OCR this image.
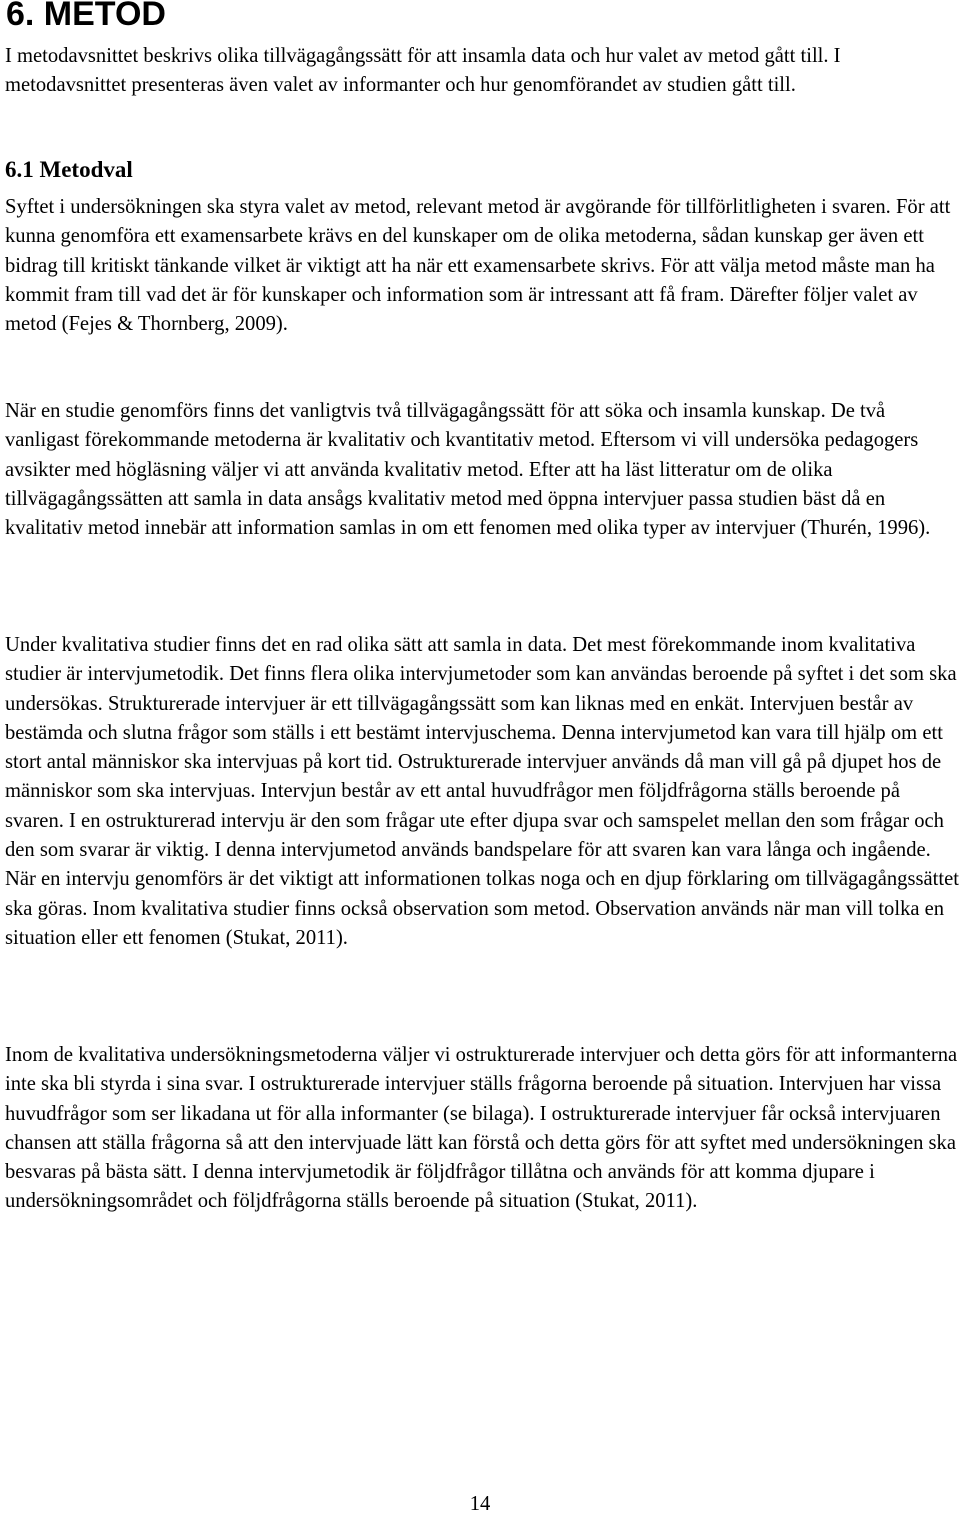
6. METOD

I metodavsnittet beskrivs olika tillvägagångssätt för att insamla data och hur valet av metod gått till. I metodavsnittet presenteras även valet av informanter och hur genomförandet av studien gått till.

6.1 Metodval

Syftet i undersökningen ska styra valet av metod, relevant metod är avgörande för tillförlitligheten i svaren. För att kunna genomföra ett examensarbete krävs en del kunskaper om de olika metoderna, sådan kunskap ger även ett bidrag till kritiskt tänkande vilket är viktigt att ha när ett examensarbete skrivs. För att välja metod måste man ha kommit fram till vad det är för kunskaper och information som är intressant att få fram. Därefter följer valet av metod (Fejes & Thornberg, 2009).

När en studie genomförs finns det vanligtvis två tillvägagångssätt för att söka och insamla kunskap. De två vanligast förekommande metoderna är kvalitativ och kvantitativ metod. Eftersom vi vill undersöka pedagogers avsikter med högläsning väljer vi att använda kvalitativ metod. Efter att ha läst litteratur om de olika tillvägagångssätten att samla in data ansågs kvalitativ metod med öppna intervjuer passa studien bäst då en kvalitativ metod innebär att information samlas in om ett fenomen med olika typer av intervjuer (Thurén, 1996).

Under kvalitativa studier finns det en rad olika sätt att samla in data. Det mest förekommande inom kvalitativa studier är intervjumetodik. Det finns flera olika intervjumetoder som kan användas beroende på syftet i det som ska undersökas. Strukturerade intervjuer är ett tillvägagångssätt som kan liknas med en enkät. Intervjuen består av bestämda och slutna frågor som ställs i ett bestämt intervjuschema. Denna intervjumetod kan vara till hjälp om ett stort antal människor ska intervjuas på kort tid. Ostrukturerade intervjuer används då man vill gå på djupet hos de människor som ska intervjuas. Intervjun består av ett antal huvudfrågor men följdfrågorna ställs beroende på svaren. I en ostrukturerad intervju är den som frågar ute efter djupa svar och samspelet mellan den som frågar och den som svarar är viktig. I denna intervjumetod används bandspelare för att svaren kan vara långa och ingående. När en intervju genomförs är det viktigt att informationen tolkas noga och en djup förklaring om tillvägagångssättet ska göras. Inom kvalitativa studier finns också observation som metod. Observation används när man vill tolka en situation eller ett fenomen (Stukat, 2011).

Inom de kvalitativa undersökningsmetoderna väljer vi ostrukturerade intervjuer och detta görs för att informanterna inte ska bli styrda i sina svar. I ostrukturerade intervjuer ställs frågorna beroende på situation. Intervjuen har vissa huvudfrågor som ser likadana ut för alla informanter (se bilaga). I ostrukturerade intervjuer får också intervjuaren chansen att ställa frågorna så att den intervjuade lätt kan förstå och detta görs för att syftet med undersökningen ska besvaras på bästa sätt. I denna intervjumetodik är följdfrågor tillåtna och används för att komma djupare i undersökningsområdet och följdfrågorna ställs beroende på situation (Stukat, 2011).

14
■ ■ ■ ■ ■ ■ ■
▸ **Exercise requirements**:
In the listing above, find each line containing "även" and copy it.

▸ **Exercise solution**:
I metodavsnittet beskrivs olika tillvägagångssätt för att insamla data och hur valet av metod gått till. I metodavsnittet presenteras även valet av informanter och hur genomförandet av studien gått till.
Syftet i undersökningen ska styra valet av metod, relevant metod är avgörande för tillförlitligheten i svaren. För att kunna genomföra ett examensarbete krävs en del kunskaper om de olika metoderna, sådan kunskap ger även ett bidrag till kritiskt tänkande vilket är viktigt att ha när ett examensarbete skrivs. För att välja metod måste man ha kommit fram till vad det är för kunskaper och information som är intressant att få fram. Därefter följer valet av metod (Fejes & Thornberg, 2009).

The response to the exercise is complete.